* _Exercise prompt_: Reproduce every entry exactly.

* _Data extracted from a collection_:
::::

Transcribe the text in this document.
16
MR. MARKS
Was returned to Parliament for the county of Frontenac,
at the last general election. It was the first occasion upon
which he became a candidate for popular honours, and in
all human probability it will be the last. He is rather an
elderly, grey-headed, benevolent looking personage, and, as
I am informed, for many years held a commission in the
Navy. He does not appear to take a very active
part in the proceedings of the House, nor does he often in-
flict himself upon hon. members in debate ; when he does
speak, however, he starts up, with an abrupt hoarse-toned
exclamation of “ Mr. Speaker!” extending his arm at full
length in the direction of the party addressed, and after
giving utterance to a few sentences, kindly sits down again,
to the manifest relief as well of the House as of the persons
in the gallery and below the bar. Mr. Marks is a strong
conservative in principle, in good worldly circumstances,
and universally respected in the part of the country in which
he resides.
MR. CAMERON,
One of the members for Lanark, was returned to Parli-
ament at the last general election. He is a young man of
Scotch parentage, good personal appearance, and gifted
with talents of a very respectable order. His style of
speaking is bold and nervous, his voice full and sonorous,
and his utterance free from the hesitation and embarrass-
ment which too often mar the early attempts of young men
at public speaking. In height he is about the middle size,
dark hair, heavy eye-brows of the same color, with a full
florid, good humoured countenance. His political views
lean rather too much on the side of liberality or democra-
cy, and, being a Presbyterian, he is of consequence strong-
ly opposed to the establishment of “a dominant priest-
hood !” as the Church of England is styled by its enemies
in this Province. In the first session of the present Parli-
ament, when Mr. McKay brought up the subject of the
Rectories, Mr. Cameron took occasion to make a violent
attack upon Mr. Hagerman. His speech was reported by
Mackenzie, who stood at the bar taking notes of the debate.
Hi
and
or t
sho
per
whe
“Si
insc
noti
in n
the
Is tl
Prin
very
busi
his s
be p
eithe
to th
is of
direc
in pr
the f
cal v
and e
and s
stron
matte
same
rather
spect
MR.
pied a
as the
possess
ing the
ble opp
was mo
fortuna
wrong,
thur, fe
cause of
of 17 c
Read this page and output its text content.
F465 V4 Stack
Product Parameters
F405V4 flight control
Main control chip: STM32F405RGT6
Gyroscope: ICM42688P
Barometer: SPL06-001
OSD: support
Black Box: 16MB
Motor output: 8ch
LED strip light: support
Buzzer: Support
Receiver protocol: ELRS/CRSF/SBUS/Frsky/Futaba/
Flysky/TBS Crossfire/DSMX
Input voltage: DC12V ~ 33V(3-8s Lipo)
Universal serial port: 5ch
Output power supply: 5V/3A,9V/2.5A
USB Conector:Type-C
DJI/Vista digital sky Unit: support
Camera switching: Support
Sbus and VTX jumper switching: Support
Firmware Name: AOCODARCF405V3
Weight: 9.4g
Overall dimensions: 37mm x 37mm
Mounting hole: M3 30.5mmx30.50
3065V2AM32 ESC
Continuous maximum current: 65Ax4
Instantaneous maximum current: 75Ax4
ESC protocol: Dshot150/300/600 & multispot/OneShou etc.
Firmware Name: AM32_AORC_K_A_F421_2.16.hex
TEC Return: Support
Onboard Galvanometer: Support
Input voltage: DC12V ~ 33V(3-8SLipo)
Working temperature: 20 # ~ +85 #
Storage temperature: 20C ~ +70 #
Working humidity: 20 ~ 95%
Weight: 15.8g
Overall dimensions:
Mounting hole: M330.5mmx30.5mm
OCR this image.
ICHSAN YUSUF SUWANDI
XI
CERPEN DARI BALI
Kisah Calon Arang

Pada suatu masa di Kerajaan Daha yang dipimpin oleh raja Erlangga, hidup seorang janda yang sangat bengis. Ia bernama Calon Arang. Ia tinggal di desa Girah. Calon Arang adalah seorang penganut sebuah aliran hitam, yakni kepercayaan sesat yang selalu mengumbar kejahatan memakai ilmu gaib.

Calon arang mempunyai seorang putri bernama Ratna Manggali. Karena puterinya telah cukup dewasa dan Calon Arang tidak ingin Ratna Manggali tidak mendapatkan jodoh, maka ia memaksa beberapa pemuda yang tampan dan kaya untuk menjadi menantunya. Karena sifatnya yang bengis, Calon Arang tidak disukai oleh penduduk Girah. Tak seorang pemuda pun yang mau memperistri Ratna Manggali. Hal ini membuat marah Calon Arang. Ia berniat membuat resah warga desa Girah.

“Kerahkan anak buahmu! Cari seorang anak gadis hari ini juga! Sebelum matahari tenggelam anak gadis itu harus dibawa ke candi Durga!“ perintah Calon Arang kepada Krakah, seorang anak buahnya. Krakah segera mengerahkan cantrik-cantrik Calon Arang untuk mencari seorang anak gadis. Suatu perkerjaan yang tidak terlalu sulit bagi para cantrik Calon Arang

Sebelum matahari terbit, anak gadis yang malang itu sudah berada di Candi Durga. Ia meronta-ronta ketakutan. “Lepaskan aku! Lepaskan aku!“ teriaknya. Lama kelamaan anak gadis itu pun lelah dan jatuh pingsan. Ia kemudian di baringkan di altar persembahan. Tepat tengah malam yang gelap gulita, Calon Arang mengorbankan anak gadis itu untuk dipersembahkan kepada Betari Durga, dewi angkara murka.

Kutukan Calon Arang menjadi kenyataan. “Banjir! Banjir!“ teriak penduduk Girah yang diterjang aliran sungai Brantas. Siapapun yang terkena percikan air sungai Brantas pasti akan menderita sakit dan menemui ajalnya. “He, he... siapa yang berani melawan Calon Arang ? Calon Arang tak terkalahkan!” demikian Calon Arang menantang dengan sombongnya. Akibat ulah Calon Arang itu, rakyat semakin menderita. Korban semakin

::::

* _Answer to this task_:
Transcribe the text in this document.
16
MR. MARKS
Was returned to Parliament for the county of Frontenac,
at the last general election. It was the first occasion upon
which he became a candidate for popular honours, and in
all human probability it will be the last. He is rather an
elderly, grey-headed, benevolent looking personage, and, as
I am informed, for many years held a commission in the
Navy. He does not appear to take a very active
part in the proceedings of the House, nor does he often in-
flict himself upon hon. members in debate ; when he does
speak, however, he starts up, with an abrupt hoarse-toned
exclamation of “ Mr. Speaker!” extending his arm at full
length in the direction of the party addressed, and after
giving utterance to a few sentences, kindly sits down again,
to the manifest relief as well of the House as of the persons
in the gallery and below the bar. Mr. Marks is a strong
conservative in principle, in good worldly circumstances,
and universally respected in the part of the country in which
he resides.
MR. CAMERON,
One of the members for Lanark, was returned to Parli-
ament at the last general election. He is a young man of
Scotch parentage, good personal appearance, and gifted
with talents of a very respectable order. His style of
speaking is bold and nervous, his voice full and sonorous,
and his utterance free from the hesitation and embarrass-
ment which too often mar the early attempts of young men
at public speaking. In height he is about the middle size,
dark hair, heavy eye-brows of the same color, with a full
florid, good humoured countenance. His political views
lean rather too much on the side of liberality or democra-
cy, and, being a Presbyterian, he is of consequence strong-
ly opposed to the establishment of “a dominant priest-
hood !” as the Church of England is styled by its enemies
in this Province. In the first session of the present Parli-
ament, when Mr. McKay brought up the subject of the
Rectories, Mr. Cameron took occasion to make a violent
attack upon Mr. Hagerman. His speech was reported by
Mackenzie, who stood at the bar taking notes of the debate.
Hi
and
or t
sho
per
whe
“Si
insc
noti
in n
the
Is tl
Prin
very
busi
his s
be p
eithe
to th
is of
direc
in pr
the f
cal v
and e
and s
stron
matte
same
rather
spect
MR.
pied a
as the
possess
ing the
ble opp
was mo
fortuna
wrong,
thur, fe
cause of
of 17 c
Read this page and output its text content.
F465 V4 Stack
Product Parameters
F405V4 flight control
Main control chip: STM32F405RGT6
Gyroscope: ICM42688P
Barometer: SPL06-001
OSD: support
Black Box: 16MB
Motor output: 8ch
LED strip light: support
Buzzer: Support
Receiver protocol: ELRS/CRSF/SBUS/Frsky/Futaba/
Flysky/TBS Crossfire/DSMX
Input voltage: DC12V ~ 33V(3-8s Lipo)
Universal serial port: 5ch
Output power supply: 5V/3A,9V/2.5A
USB Conector:Type-C
DJI/Vista digital sky Unit: support
Camera switching: Support
Sbus and VTX jumper switching: Support
Firmware Name: AOCODARCF405V3
Weight: 9.4g
Overall dimensions: 37mm x 37mm
Mounting hole: M3 30.5mmx30.50
3065V2AM32 ESC
Continuous maximum current: 65Ax4
Instantaneous maximum current: 75Ax4
ESC protocol: Dshot150/300/600 & multispot/OneShou etc.
Firmware Name: AM32_AORC_K_A_F421_2.16.hex
TEC Return: Support
Onboard Galvanometer: Support
Input voltage: DC12V ~ 33V(3-8SLipo)
Working temperature: 20 # ~ +85 #
Storage temperature: 20C ~ +70 #
Working humidity: 20 ~ 95%
Weight: 15.8g
Overall dimensions:
Mounting hole: M330.5mmx30.5mm
OCR this image.
ICHSAN YUSUF SUWANDI
XI
CERPEN DARI BALI
Kisah Calon Arang

Pada suatu masa di Kerajaan Daha yang dipimpin oleh raja Erlangga, hidup seorang janda yang sangat bengis. Ia bernama Calon Arang. Ia tinggal di desa Girah. Calon Arang adalah seorang penganut sebuah aliran hitam, yakni kepercayaan sesat yang selalu mengumbar kejahatan memakai ilmu gaib.

Calon arang mempunyai seorang putri bernama Ratna Manggali. Karena puterinya telah cukup dewasa dan Calon Arang tidak ingin Ratna Manggali tidak mendapatkan jodoh, maka ia memaksa beberapa pemuda yang tampan dan kaya untuk menjadi menantunya. Karena sifatnya yang bengis, Calon Arang tidak disukai oleh penduduk Girah. Tak seorang pemuda pun yang mau memperistri Ratna Manggali. Hal ini membuat marah Calon Arang. Ia berniat membuat resah warga desa Girah.

“Kerahkan anak buahmu! Cari seorang anak gadis hari ini juga! Sebelum matahari tenggelam anak gadis itu harus dibawa ke candi Durga!“ perintah Calon Arang kepada Krakah, seorang anak buahnya. Krakah segera mengerahkan cantrik-cantrik Calon Arang untuk mencari seorang anak gadis. Suatu perkerjaan yang tidak terlalu sulit bagi para cantrik Calon Arang

Sebelum matahari terbit, anak gadis yang malang itu sudah berada di Candi Durga. Ia meronta-ronta ketakutan. “Lepaskan aku! Lepaskan aku!“ teriaknya. Lama kelamaan anak gadis itu pun lelah dan jatuh pingsan. Ia kemudian di baringkan di altar persembahan. Tepat tengah malam yang gelap gulita, Calon Arang mengorbankan anak gadis itu untuk dipersembahkan kepada Betari Durga, dewi angkara murka.

Kutukan Calon Arang menjadi kenyataan. “Banjir! Banjir!“ teriak penduduk Girah yang diterjang aliran sungai Brantas. Siapapun yang terkena percikan air sungai Brantas pasti akan menderita sakit dan menemui ajalnya. “He, he... siapa yang berani melawan Calon Arang ? Calon Arang tak terkalahkan!” demikian Calon Arang menantang dengan sombongnya. Akibat ulah Calon Arang itu, rakyat semakin menderita. Korban semakin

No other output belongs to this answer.